**AIM:** Rewrite the lines starting at the first one and ending at the line with "cell-teacher[interactable] bbox=[695, 999, 958, 1040]", changing every "cell-first-name" to "cell-given-name" and leaving everything else unchanged.

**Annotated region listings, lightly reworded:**
• • • • •

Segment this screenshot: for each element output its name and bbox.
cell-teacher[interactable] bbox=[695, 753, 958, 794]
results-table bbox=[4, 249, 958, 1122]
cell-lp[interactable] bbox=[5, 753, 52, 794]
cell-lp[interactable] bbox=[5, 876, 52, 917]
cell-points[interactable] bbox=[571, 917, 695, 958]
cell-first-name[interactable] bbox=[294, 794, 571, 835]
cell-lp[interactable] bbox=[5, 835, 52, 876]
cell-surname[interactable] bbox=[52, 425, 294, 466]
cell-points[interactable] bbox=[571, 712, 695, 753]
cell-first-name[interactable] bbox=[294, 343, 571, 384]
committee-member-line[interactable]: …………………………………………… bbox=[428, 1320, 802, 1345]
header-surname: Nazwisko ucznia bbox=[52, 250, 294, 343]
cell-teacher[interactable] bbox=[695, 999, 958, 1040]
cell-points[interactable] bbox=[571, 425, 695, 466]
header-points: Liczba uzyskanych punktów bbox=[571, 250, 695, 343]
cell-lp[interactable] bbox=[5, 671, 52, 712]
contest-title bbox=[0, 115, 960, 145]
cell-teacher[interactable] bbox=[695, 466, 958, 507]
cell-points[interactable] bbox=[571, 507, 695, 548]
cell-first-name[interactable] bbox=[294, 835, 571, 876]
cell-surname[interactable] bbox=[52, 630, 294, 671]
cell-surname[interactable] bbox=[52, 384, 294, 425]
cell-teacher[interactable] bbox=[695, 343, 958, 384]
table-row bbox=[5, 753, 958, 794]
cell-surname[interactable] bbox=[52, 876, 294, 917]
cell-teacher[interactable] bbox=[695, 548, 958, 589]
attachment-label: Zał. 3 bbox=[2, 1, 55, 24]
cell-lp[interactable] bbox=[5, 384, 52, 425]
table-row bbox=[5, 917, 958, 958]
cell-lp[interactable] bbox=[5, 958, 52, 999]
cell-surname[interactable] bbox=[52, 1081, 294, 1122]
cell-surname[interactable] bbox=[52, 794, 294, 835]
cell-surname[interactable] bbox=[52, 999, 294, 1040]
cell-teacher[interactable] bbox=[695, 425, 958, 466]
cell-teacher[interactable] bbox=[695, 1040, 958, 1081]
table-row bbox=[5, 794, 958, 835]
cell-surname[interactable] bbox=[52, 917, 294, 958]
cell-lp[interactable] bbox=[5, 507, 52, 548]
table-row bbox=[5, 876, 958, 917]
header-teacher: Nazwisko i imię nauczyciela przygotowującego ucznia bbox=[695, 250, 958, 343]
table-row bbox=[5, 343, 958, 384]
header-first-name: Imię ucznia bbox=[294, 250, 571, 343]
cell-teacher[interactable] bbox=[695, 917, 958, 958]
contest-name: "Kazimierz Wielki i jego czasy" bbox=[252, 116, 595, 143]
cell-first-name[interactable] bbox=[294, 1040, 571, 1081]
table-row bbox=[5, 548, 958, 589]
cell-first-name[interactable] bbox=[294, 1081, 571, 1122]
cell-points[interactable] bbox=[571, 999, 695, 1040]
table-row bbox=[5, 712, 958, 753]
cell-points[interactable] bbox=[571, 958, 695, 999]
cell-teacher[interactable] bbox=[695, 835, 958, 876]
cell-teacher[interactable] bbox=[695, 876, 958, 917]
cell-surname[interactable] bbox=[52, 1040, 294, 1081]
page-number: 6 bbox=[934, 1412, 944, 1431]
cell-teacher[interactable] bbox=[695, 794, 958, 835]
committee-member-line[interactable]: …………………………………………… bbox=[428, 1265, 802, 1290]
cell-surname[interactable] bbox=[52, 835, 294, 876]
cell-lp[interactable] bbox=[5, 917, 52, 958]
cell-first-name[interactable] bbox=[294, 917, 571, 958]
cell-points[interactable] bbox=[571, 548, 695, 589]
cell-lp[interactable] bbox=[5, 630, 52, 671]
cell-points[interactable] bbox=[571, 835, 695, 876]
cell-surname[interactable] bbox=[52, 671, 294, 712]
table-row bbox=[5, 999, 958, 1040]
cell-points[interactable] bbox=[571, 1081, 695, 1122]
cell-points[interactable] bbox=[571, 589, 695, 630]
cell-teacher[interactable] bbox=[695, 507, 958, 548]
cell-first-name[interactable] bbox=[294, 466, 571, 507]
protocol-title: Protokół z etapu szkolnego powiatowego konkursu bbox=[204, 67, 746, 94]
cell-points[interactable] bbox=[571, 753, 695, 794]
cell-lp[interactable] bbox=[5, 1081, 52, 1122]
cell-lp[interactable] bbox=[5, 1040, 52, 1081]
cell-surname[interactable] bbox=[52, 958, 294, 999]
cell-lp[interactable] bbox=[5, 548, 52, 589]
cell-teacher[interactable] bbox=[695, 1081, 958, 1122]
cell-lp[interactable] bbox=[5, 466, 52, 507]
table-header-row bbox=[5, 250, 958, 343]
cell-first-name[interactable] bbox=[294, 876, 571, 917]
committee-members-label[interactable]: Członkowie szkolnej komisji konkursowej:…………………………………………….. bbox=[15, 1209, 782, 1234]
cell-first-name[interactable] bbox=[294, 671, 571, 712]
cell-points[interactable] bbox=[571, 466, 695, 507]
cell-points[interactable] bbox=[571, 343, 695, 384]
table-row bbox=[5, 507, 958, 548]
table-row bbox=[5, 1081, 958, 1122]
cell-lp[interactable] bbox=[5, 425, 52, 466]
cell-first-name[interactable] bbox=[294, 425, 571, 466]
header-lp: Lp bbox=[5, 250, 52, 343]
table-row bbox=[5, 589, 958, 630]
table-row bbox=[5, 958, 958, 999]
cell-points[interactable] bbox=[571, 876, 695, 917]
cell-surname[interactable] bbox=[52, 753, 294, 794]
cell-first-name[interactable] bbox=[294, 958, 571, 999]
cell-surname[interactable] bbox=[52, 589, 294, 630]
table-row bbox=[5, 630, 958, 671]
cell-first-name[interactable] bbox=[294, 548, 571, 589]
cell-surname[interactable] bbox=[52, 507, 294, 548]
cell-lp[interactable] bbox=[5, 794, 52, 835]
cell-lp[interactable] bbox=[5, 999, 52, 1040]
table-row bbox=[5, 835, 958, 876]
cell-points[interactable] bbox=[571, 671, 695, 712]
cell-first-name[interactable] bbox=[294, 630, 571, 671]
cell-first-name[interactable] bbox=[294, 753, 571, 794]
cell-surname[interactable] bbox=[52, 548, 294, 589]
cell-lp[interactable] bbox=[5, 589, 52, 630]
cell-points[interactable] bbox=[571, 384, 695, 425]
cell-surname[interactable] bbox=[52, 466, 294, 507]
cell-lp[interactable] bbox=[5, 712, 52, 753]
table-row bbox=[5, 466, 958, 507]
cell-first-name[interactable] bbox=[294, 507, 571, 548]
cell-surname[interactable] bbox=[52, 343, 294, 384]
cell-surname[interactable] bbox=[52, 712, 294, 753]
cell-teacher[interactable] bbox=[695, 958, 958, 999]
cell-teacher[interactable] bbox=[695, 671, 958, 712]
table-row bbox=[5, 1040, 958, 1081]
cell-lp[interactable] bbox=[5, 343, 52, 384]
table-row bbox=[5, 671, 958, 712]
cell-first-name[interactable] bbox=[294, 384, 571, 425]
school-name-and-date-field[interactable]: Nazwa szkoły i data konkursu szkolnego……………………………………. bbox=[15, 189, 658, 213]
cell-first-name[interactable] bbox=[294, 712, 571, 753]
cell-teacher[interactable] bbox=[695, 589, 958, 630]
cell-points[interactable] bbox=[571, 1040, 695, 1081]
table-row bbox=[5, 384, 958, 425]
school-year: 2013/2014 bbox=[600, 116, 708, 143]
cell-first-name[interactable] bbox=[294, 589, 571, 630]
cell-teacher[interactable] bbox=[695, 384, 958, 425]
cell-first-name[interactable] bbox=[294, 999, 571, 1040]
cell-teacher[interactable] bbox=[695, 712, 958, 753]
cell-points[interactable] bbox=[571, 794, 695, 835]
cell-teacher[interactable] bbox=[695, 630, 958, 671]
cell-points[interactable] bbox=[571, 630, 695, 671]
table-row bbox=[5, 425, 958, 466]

• • • • •

**ANSWER FOR THE TASK:**
Segment this screenshot: for each element output its name and bbox.
cell-teacher[interactable] bbox=[695, 753, 958, 794]
results-table bbox=[4, 249, 958, 1122]
cell-lp[interactable] bbox=[5, 753, 52, 794]
cell-lp[interactable] bbox=[5, 876, 52, 917]
cell-points[interactable] bbox=[571, 917, 695, 958]
cell-given-name[interactable] bbox=[294, 794, 571, 835]
cell-lp[interactable] bbox=[5, 835, 52, 876]
cell-surname[interactable] bbox=[52, 425, 294, 466]
cell-points[interactable] bbox=[571, 712, 695, 753]
cell-given-name[interactable] bbox=[294, 343, 571, 384]
committee-member-line[interactable]: …………………………………………… bbox=[428, 1320, 802, 1345]
header-surname: Nazwisko ucznia bbox=[52, 250, 294, 343]
cell-teacher[interactable] bbox=[695, 999, 958, 1040]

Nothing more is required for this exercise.